* YOUR TASK
Go through the lines below. Copy those with "мероприятий".

[Stored entries]

-- START --

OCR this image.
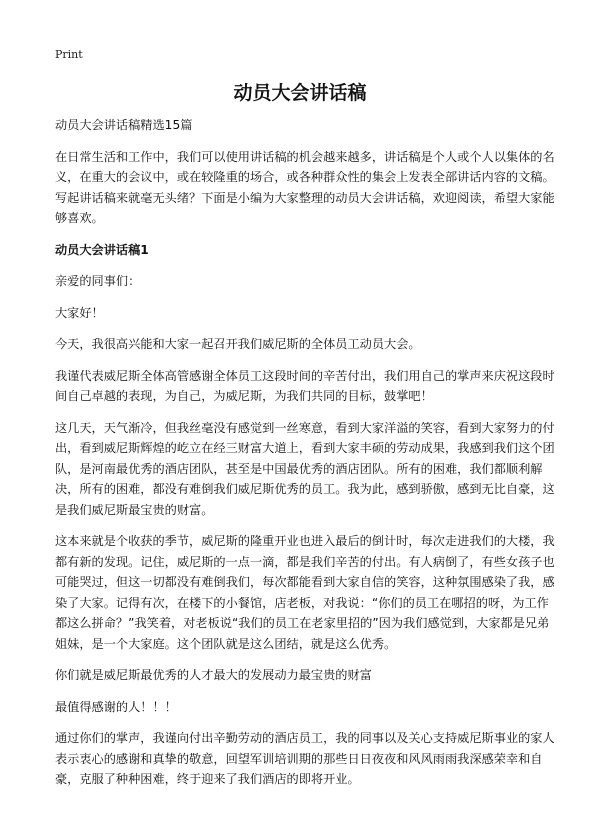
Print
动员大会讲话稿

动员大会讲话稿精选15篇

在日常生活和工作中，我们可以使用讲话稿的机会越来越多，讲话稿是个人或个人以集体的名义，在重大的会议中，或在较隆重的场合，或各种群众性的集会上发表全部讲话内容的文稿。写起讲话稿来就毫无头绪？下面是小编为大家整理的动员大会讲话稿，欢迎阅读，希望大家能够喜欢。

动员大会讲话稿1

亲爱的同事们：

大家好！

今天，我很高兴能和大家一起召开我们威尼斯的全体员工动员大会。

我谨代表威尼斯全体高管感谢全体员工这段时间的辛苦付出，我们用自己的掌声来庆祝这段时间自己卓越的表现，为自己，为威尼斯，为我们共同的目标，鼓掌吧！

这几天，天气渐冷，但我丝毫没有感觉到一丝寒意，看到大家洋溢的笑容，看到大家努力的付出，看到威尼斯辉煌的屹立在经三财富大道上，看到大家丰硕的劳动成果，我感到我们这个团队，是河南最优秀的酒店团队，甚至是中国最优秀的酒店团队。所有的困难，我们都顺利解决，所有的困难，都没有难倒我们威尼斯优秀的员工。我为此，感到骄傲，感到无比自豪，这是我们威尼斯最宝贵的财富。

这本来就是个收获的季节，威尼斯的隆重开业也进入最后的倒计时，每次走进我们的大楼，我都有新的发现。记住，威尼斯的一点一滴，都是我们辛苦的付出。有人病倒了，有些女孩子也可能哭过，但这一切都没有难倒我们，每次都能看到大家自信的笑容，这种氛围感染了我，感染了大家。记得有次，在楼下的小餐馆，店老板，对我说：“你们的员工在哪招的呀，为工作都这么拼命？”我笑着，对老板说“我们的员工在老家里招的”因为我们感觉到，大家都是兄弟姐妹，是一个大家庭。这个团队就是这么团结，就是这么优秀。

你们就是威尼斯最优秀的人才最大的发展动力最宝贵的财富

最值得感谢的人！！！

通过你们的掌声，我谨向付出辛勤劳动的酒店员工，我的同事以及关心支持威尼斯事业的家人表示衷心的感谢和真挚的敬意，回望军训培训期的那些日日夜夜和风风雨雨我深感荣幸和自豪，克服了种种困难，终于迎来了我们酒店的即将开业。
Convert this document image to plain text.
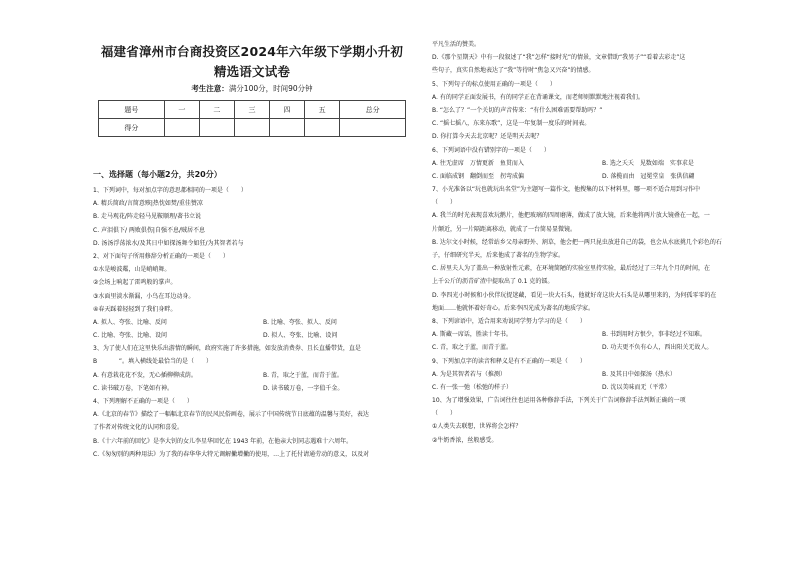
福建省漳州市台商投资区2024年六年级下学期小升初精选语文试卷
考生注意：满分100分，时间90分钟
题号	一	二	三	四	五	总分
得分						
一、选择题（每小题2分，共20分）
1、下列词中，每对加点字的意思都相同的一项是（　　）
A. 精兵简政/言简意赅|热忱如焚/重佳赞凉
B. 走马观花/阵走轻马见鞍顺理/著书立说
C. 声泪俱下/ 两败俱伤|自强不息/贼居不息
D. 汤汤浮荡浓水/及其日中如探汤舞令如狂/为其智者若与
2、对下面句子所用修辞分析正确的一项是（　　）
①水是峻波粼，山是峭峭舞。
②会场上响起了雷鸣般的掌声。
③水面里淡水渐漏，小鸟在耳边动身。
④春天踩着轻轻到了我们身畔。
A. 拟人、夸张、比喻、反问	B. 比喻、夸张、拟人、反问
C. 比喻、夸张、比喻、设问	D. 拟人、夸张、比喻、设问
3、为了使人们在这里快乐出游情的瞬间，政府实施了许多措施，如发放消费券、且长直播带货，直是
B 　　　 ”。填入横线处最恰当的是（　　）
A. 有意栽花花不发，无心插柳柳成荫。	B. 青，取之于蓝，而青于蓝。
C. 读书破万卷，下笔如有神。	D. 读书破万卷，一字值千金。
4、下列理解不正确的一项是（　　）
A.《北京的春节》描绘了一幅幅北京春节的民风民俗画卷，展示了中国传统节日底蕴的温馨与美好，表达
了作者对传统文化的认同和喜爱。
B.《十六年前的回忆》是李大钊的女儿李星华回忆在 1943 年前，在他亲大钊同志遇难十六周年。
C.《匆匆别的两种用法》为了我的春华华大特元调解撇增撇的使用，…上了托付请通劳动的意义，以及对
平凡生活的赞美。
D.《那个星期天》中有一段叙述了“我”怎样“接时光”的情景，文章借助“我男子”“看着去彩走”这
些句子，真实自然地表达了“我”等待时“焦急又兴奋”的情感。
5、下列句子的标点使用正确的一项是（　　）
A. 有的同学正面发展书，有的同学正在背诵课文，而老师则默默地注视着我们。
B. “怎么了？”一个关切的声音传来：“有什么困难需要帮助吗？”
C. “摇七摇八，东来东歌”，这是一年复制一度乐的时间表。
D. 你打算今天去北京呢？还是明天去呢？
6、下列词语中没有错别字的一项是（　　）
A. 往无虚席　万情更新　鱼贯而入	B. 选之夭夭　见数如端　实事求是
C. 面临成钢　翻倒而至　拐弯成偏	D. 落揽而由　冠冕堂皇　张供信翩
7、小光准备以“玩也就玩出名堂”为主题写一篇作文，他搜集的以下材料里，哪一项不适合用到习作中
（　　）
A. 我兰的时光表现喜欢玩鹅片，他把玻璃的四周磨薄，做成了放大镜，后来他将两片放大镜叠在一起，一
片颠近，另一片隔距离移动，就成了一台简易显微镜。
B. 达尔文小时候，经常站乡父母亲野外、割草，他会把一两只昆虫放进自己的袋，也会从水底挑几个彩色的石
子，仔细研究半天，后来他成了著名的生物学家。
C. 居里夫人为了盖出一种放射性元素，在环境简陋的实验室里持实验，最后经过了三年九个月的时间，在
上千公斤的沥青矿渣中提取出了 0.1 克的镭。
D. 李四光小时候和小伙伴玩捉迷藏，看见一块大石头，他就好奇这块大石头是从哪里来的，为何孤零零的在
地面……他就怀着好奇心。后来李四光成为著名的地质学家。
8、下列谚语中，适合用来劝说同学努力学习的是（　　）
A. 斯藏一席话，胜读十年书。	B. 书到用时方恨少，事非经过不知难。
C. 青，取之于蓝，而青于蓝。	D. 功夫更不负有心人，西出阳关无故人。
9、下列加点字的读音和释义是有不正确的一项是（　　）
A. 为是其智者若与（推测）	B. 及其日中如探汤（热水）
C. 有一张一弛（松弛的样子）	D. 沈以美味而无（平常）
10、为了增强效果，广告词往往也运用各种修辞手法，下列关于广告词修辞手法判断正确的一项
（　　）
①人类失去联想，世界将会怎样？
②牛奶香浓，丝般感受。
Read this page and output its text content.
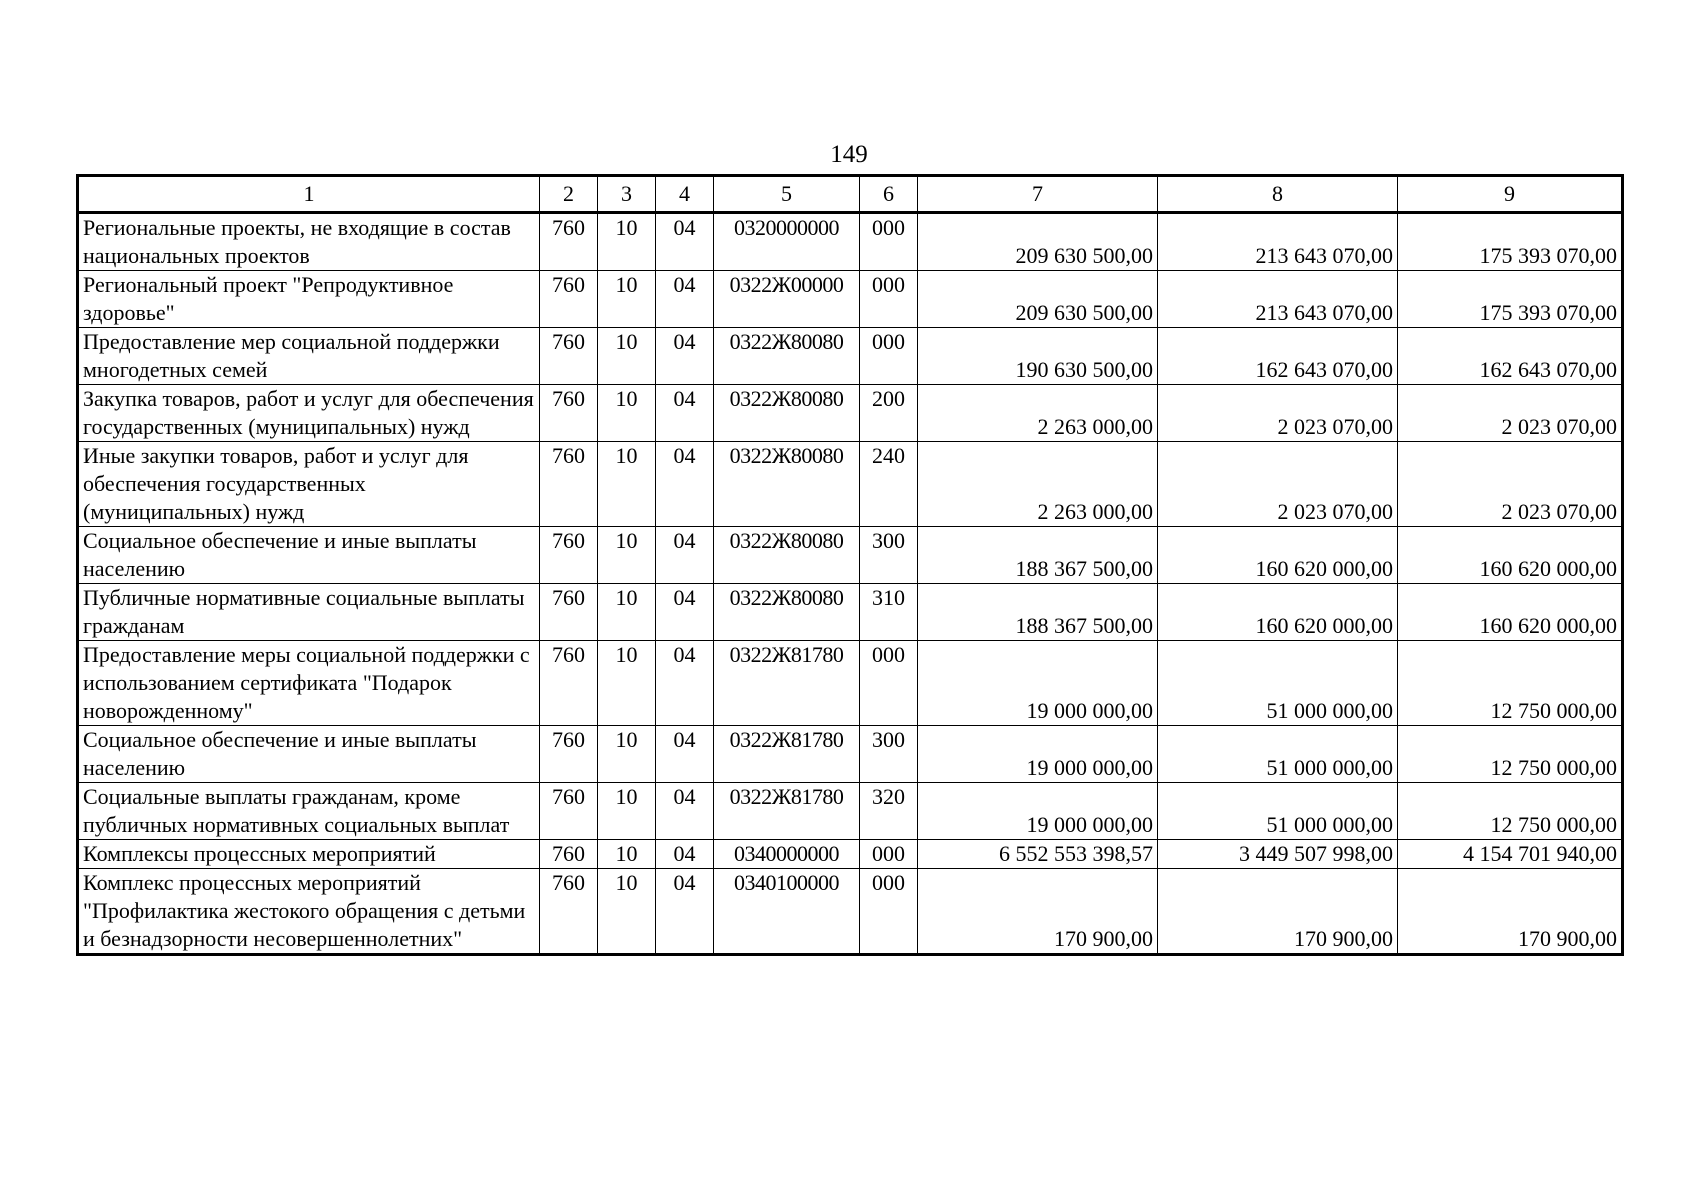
149
1	2	3	4	5	6	7	8	9
Региональные проекты, не входящие в состав национальных проектов	760	10	04	0320000000	000	209 630 500,00	213 643 070,00	175 393 070,00
Региональный проект "Репродуктивное здоровье"	760	10	04	0322Ж00000	000	209 630 500,00	213 643 070,00	175 393 070,00
Предоставление мер социальной поддержки многодетных семей	760	10	04	0322Ж80080	000	190 630 500,00	162 643 070,00	162 643 070,00
Закупка товаров, работ и услуг для обеспечения государственных (муниципальных) нужд	760	10	04	0322Ж80080	200	2 263 000,00	2 023 070,00	2 023 070,00
Иные закупки товаров, работ и услуг для обеспечения государственных (муниципальных) нужд	760	10	04	0322Ж80080	240	2 263 000,00	2 023 070,00	2 023 070,00
Социальное обеспечение и иные выплаты населению	760	10	04	0322Ж80080	300	188 367 500,00	160 620 000,00	160 620 000,00
Публичные нормативные социальные выплаты гражданам	760	10	04	0322Ж80080	310	188 367 500,00	160 620 000,00	160 620 000,00
Предоставление меры социальной поддержки с использованием сертификата "Подарок новорожденному"	760	10	04	0322Ж81780	000	19 000 000,00	51 000 000,00	12 750 000,00
Социальное обеспечение и иные выплаты населению	760	10	04	0322Ж81780	300	19 000 000,00	51 000 000,00	12 750 000,00
Социальные выплаты гражданам, кроме публичных нормативных социальных выплат	760	10	04	0322Ж81780	320	19 000 000,00	51 000 000,00	12 750 000,00
Комплексы процессных мероприятий	760	10	04	0340000000	000	6 552 553 398,57	3 449 507 998,00	4 154 701 940,00
Комплекс процессных мероприятий "Профилактика жестокого обращения с детьми и безнадзорности несовершеннолетних"	760	10	04	0340100000	000	170 900,00	170 900,00	170 900,00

-- END --

* THE RESULT
Комплексы процессных мероприятий	760	10	04	0340000000	000	6 552 553 398,57	3 449 507 998,00	4 154 701 940,00
Комплекс процессных мероприятий "Профилактика жестокого обращения с детьми и безнадзорности несовершеннолетних"	760	10	04	0340100000	000	170 900,00	170 900,00	170 900,00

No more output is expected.